Material>
..........

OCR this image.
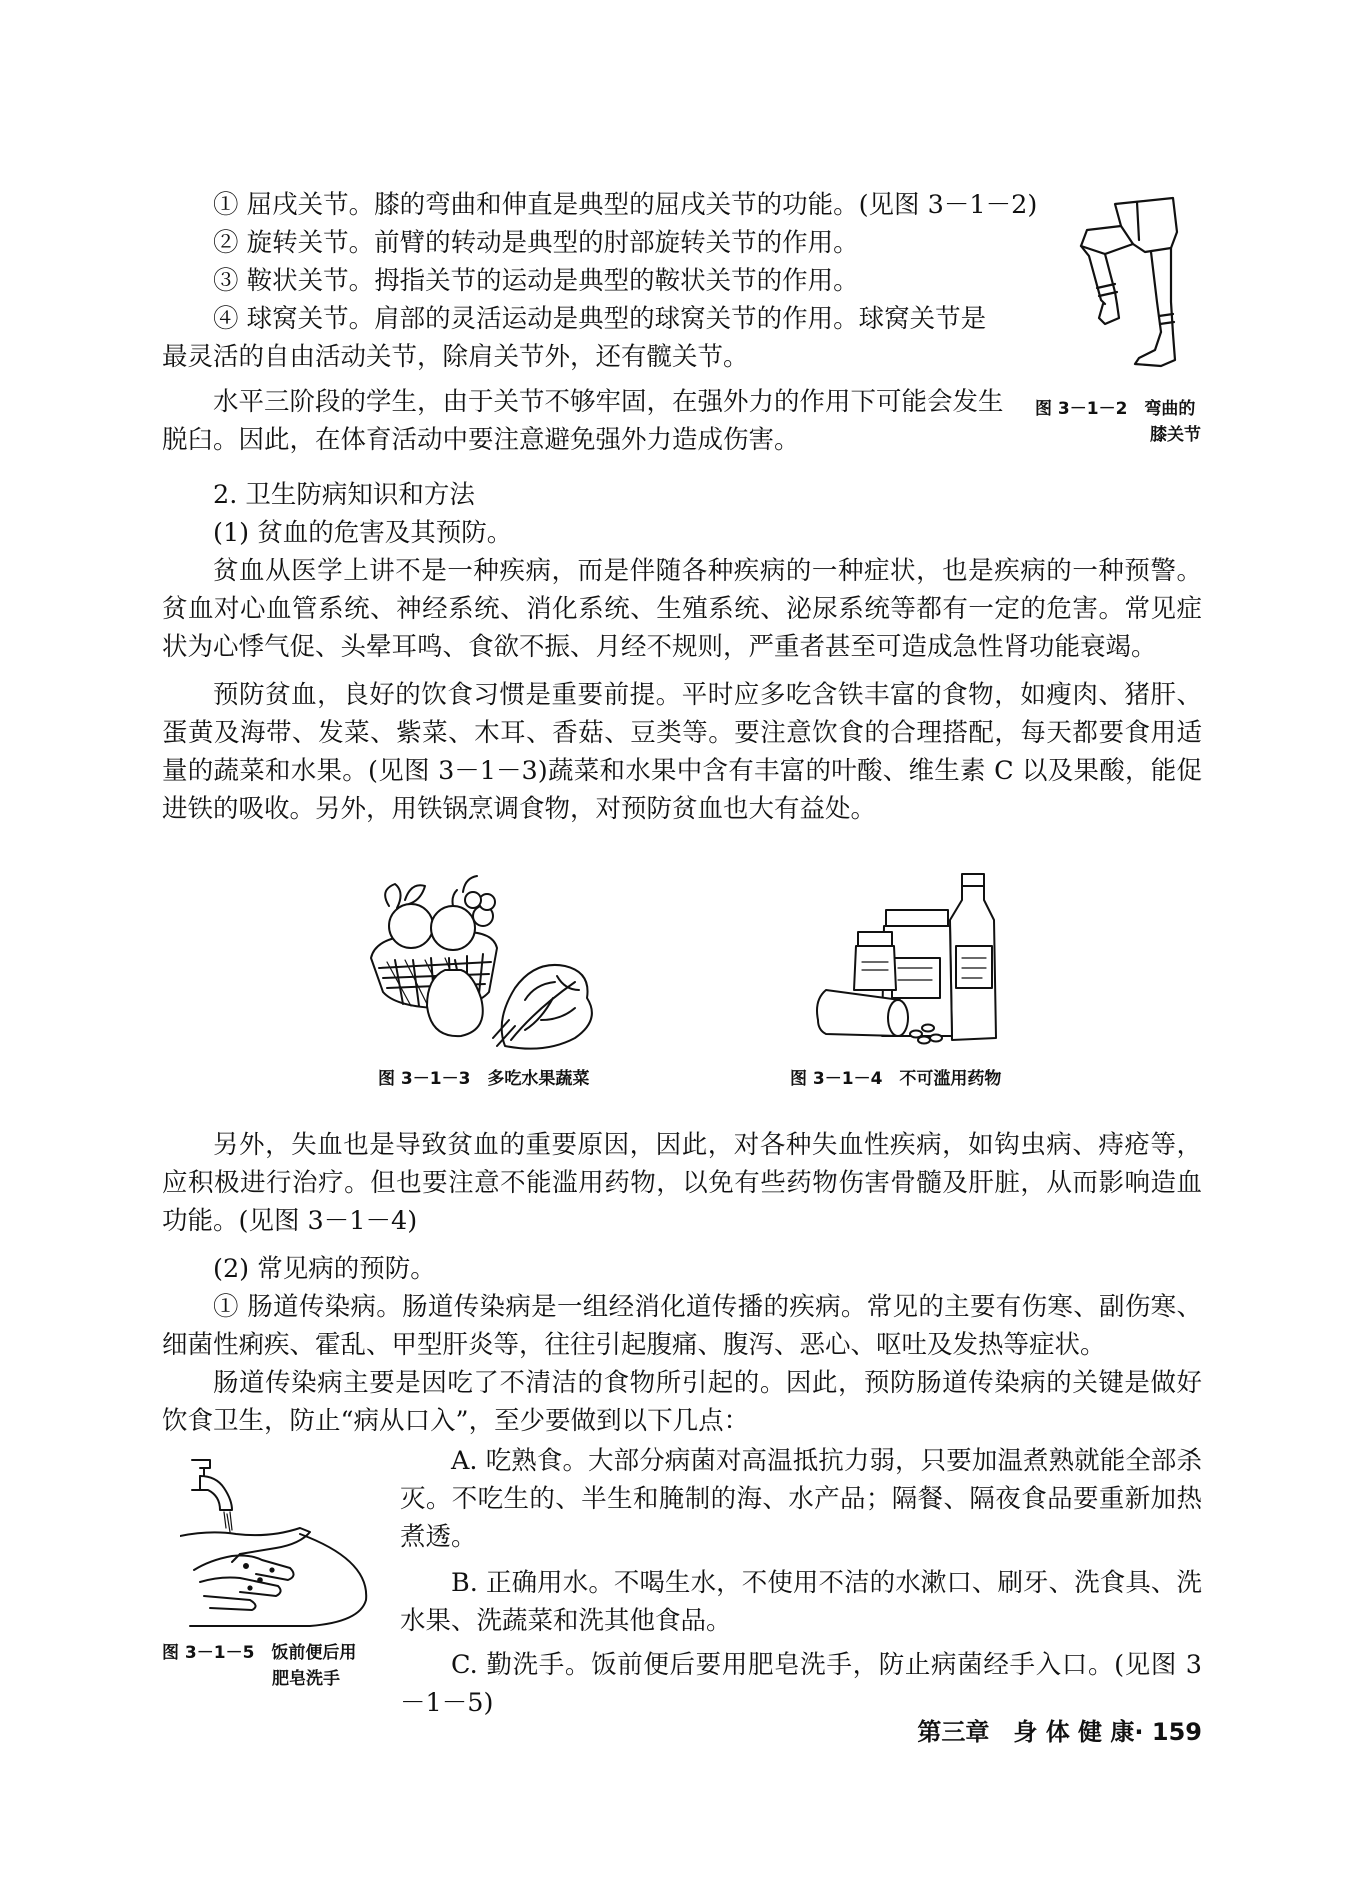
① 屈戌关节。膝的弯曲和伸直是典型的屈戌关节的功能。(见图 3－1－2)

② 旋转关节。前臂的转动是典型的肘部旋转关节的作用。

③ 鞍状关节。拇指关节的运动是典型的鞍状关节的作用。

④ 球窝关节。肩部的灵活运动是典型的球窝关节的作用。球窝关节是

最灵活的自由活动关节，除肩关节外，还有髋关节。

水平三阶段的学生，由于关节不够牢固，在强外力的作用下可能会发生

脱臼。因此，在体育活动中要注意避免强外力造成伤害。

图 3－1－2  弯曲的
膝关节

2. 卫生防病知识和方法

(1) 贫血的危害及其预防。

贫血从医学上讲不是一种疾病，而是伴随各种疾病的一种症状，也是疾病的一种预警。贫血对心血管系统、神经系统、消化系统、生殖系统、泌尿系统等都有一定的危害。常见症状为心悸气促、头晕耳鸣、食欲不振、月经不规则，严重者甚至可造成急性肾功能衰竭。

预防贫血，良好的饮食习惯是重要前提。平时应多吃含铁丰富的食物，如瘦肉、猪肝、蛋黄及海带、发菜、紫菜、木耳、香菇、豆类等。要注意饮食的合理搭配，每天都要食用适量的蔬菜和水果。(见图 3－1－3)蔬菜和水果中含有丰富的叶酸、维生素 C 以及果酸，能促进铁的吸收。另外，用铁锅烹调食物，对预防贫血也大有益处。

图 3－1－3　多吃水果蔬菜	图 3－1－4　不可滥用药物

另外，失血也是导致贫血的重要原因，因此，对各种失血性疾病，如钩虫病、痔疮等，应积极进行治疗。但也要注意不能滥用药物，以免有些药物伤害骨髓及肝脏，从而影响造血功能。(见图 3－1－4)

(2) 常见病的预防。

① 肠道传染病。肠道传染病是一组经消化道传播的疾病。常见的主要有伤寒、副伤寒、细菌性痢疾、霍乱、甲型肝炎等，往往引起腹痛、腹泻、恶心、呕吐及发热等症状。

肠道传染病主要是因吃了不清洁的食物所引起的。因此，预防肠道传染病的关键是做好饮食卫生，防止“病从口入”，至少要做到以下几点：

A. 吃熟食。大部分病菌对高温抵抗力弱，只要加温煮熟就能全部杀灭。不吃生的、半生和腌制的海、水产品；隔餐、隔夜食品要重新加热煮透。

B. 正确用水。不喝生水，不使用不洁的水漱口、刷牙、洗食具、洗水果、洗蔬菜和洗其他食品。

C. 勤洗手。饭前便后要用肥皂洗手，防止病菌经手入口。(见图 3－1－5)

图 3－1－5  饭前便后用
肥皂洗手
第三章　身 体 健 康· 159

..........

Stated exercise>
Copy the material shown above in full and exactly. Skip the pictures.

Correct response>
OCR this image.
① 屈戌关节。膝的弯曲和伸直是典型的屈戌关节的功能。(见图 3－1－2)

② 旋转关节。前臂的转动是典型的肘部旋转关节的作用。

③ 鞍状关节。拇指关节的运动是典型的鞍状关节的作用。

④ 球窝关节。肩部的灵活运动是典型的球窝关节的作用。球窝关节是

最灵活的自由活动关节，除肩关节外，还有髋关节。

水平三阶段的学生，由于关节不够牢固，在强外力的作用下可能会发生

脱臼。因此，在体育活动中要注意避免强外力造成伤害。

图 3－1－2  弯曲的
膝关节

2. 卫生防病知识和方法

(1) 贫血的危害及其预防。

贫血从医学上讲不是一种疾病，而是伴随各种疾病的一种症状，也是疾病的一种预警。贫血对心血管系统、神经系统、消化系统、生殖系统、泌尿系统等都有一定的危害。常见症状为心悸气促、头晕耳鸣、食欲不振、月经不规则，严重者甚至可造成急性肾功能衰竭。

预防贫血，良好的饮食习惯是重要前提。平时应多吃含铁丰富的食物，如瘦肉、猪肝、蛋黄及海带、发菜、紫菜、木耳、香菇、豆类等。要注意饮食的合理搭配，每天都要食用适量的蔬菜和水果。(见图 3－1－3)蔬菜和水果中含有丰富的叶酸、维生素 C 以及果酸，能促进铁的吸收。另外，用铁锅烹调食物，对预防贫血也大有益处。

图 3－1－3　多吃水果蔬菜	图 3－1－4　不可滥用药物

另外，失血也是导致贫血的重要原因，因此，对各种失血性疾病，如钩虫病、痔疮等，应积极进行治疗。但也要注意不能滥用药物，以免有些药物伤害骨髓及肝脏，从而影响造血功能。(见图 3－1－4)

(2) 常见病的预防。

① 肠道传染病。肠道传染病是一组经消化道传播的疾病。常见的主要有伤寒、副伤寒、细菌性痢疾、霍乱、甲型肝炎等，往往引起腹痛、腹泻、恶心、呕吐及发热等症状。

肠道传染病主要是因吃了不清洁的食物所引起的。因此，预防肠道传染病的关键是做好饮食卫生，防止“病从口入”，至少要做到以下几点：

A. 吃熟食。大部分病菌对高温抵抗力弱，只要加温煮熟就能全部杀灭。不吃生的、半生和腌制的海、水产品；隔餐、隔夜食品要重新加热煮透。

B. 正确用水。不喝生水，不使用不洁的水漱口、刷牙、洗食具、洗水果、洗蔬菜和洗其他食品。

C. 勤洗手。饭前便后要用肥皂洗手，防止病菌经手入口。(见图 3－1－5)

图 3－1－5  饭前便后用
肥皂洗手
第三章　身 体 健 康· 159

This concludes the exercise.